* **Task data**:
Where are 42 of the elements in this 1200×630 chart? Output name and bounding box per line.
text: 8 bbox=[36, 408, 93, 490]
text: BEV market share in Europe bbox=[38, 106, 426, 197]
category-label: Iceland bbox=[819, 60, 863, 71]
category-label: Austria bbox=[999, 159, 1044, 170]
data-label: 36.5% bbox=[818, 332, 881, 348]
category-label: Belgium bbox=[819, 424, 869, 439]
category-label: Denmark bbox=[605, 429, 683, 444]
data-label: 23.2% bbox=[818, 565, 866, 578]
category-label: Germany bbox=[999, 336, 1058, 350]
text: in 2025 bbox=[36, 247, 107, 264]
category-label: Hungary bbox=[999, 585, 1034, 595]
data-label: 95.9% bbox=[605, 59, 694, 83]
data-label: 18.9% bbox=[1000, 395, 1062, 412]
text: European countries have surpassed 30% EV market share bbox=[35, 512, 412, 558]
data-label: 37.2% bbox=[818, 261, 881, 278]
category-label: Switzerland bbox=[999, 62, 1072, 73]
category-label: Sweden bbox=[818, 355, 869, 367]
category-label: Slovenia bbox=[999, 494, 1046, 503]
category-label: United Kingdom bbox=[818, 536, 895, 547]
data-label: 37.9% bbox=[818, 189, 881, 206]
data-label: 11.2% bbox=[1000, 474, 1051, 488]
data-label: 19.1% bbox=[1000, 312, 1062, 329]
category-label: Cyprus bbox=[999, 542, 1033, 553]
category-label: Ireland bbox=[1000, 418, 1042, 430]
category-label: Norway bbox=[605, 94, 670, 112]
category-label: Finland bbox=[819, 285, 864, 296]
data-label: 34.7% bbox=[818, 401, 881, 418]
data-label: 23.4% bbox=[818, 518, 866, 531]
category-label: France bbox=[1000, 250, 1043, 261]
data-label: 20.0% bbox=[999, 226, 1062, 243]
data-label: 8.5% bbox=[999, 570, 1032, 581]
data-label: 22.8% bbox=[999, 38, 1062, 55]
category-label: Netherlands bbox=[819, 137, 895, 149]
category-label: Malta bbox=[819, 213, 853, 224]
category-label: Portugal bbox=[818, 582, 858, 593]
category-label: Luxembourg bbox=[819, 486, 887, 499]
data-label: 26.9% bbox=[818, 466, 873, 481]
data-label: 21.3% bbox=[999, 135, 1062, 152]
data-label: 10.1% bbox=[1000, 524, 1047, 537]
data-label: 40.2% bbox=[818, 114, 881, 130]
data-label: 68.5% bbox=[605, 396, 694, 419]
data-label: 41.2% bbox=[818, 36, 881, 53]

* **Directions**: Can you repeat every one of the rows above, character for character, without changing anything?

* **Answer in full**:
Where are 42 of the elements in this 1200×630 chart? Output name and bounding box per line.
text: 8 bbox=[36, 408, 93, 490]
text: BEV market share in Europe bbox=[38, 106, 426, 197]
category-label: Iceland bbox=[819, 60, 863, 71]
category-label: Austria bbox=[999, 159, 1044, 170]
data-label: 36.5% bbox=[818, 332, 881, 348]
category-label: Belgium bbox=[819, 424, 869, 439]
category-label: Denmark bbox=[605, 429, 683, 444]
data-label: 23.2% bbox=[818, 565, 866, 578]
category-label: Germany bbox=[999, 336, 1058, 350]
text: in 2025 bbox=[36, 247, 107, 264]
category-label: Hungary bbox=[999, 585, 1034, 595]
data-label: 95.9% bbox=[605, 59, 694, 83]
data-label: 18.9% bbox=[1000, 395, 1062, 412]
text: European countries have surpassed 30% EV market share bbox=[35, 512, 412, 558]
data-label: 37.2% bbox=[818, 261, 881, 278]
category-label: Switzerland bbox=[999, 62, 1072, 73]
category-label: Sweden bbox=[818, 355, 869, 367]
category-label: Slovenia bbox=[999, 494, 1046, 503]
category-label: United Kingdom bbox=[818, 536, 895, 547]
data-label: 37.9% bbox=[818, 189, 881, 206]
data-label: 11.2% bbox=[1000, 474, 1051, 488]
data-label: 19.1% bbox=[1000, 312, 1062, 329]
category-label: Cyprus bbox=[999, 542, 1033, 553]
category-label: Ireland bbox=[1000, 418, 1042, 430]
category-label: Norway bbox=[605, 94, 670, 112]
category-label: Finland bbox=[819, 285, 864, 296]
data-label: 34.7% bbox=[818, 401, 881, 418]
data-label: 23.4% bbox=[818, 518, 866, 531]
category-label: France bbox=[1000, 250, 1043, 261]
data-label: 20.0% bbox=[999, 226, 1062, 243]
data-label: 8.5% bbox=[999, 570, 1032, 581]
data-label: 22.8% bbox=[999, 38, 1062, 55]
category-label: Netherlands bbox=[819, 137, 895, 149]
category-label: Malta bbox=[819, 213, 853, 224]
category-label: Portugal bbox=[818, 582, 858, 593]
category-label: Luxembourg bbox=[819, 486, 887, 499]
data-label: 26.9% bbox=[818, 466, 873, 481]
data-label: 21.3% bbox=[999, 135, 1062, 152]
data-label: 10.1% bbox=[1000, 524, 1047, 537]
data-label: 40.2% bbox=[818, 114, 881, 130]
data-label: 68.5% bbox=[605, 396, 694, 419]
data-label: 41.2% bbox=[818, 36, 881, 53]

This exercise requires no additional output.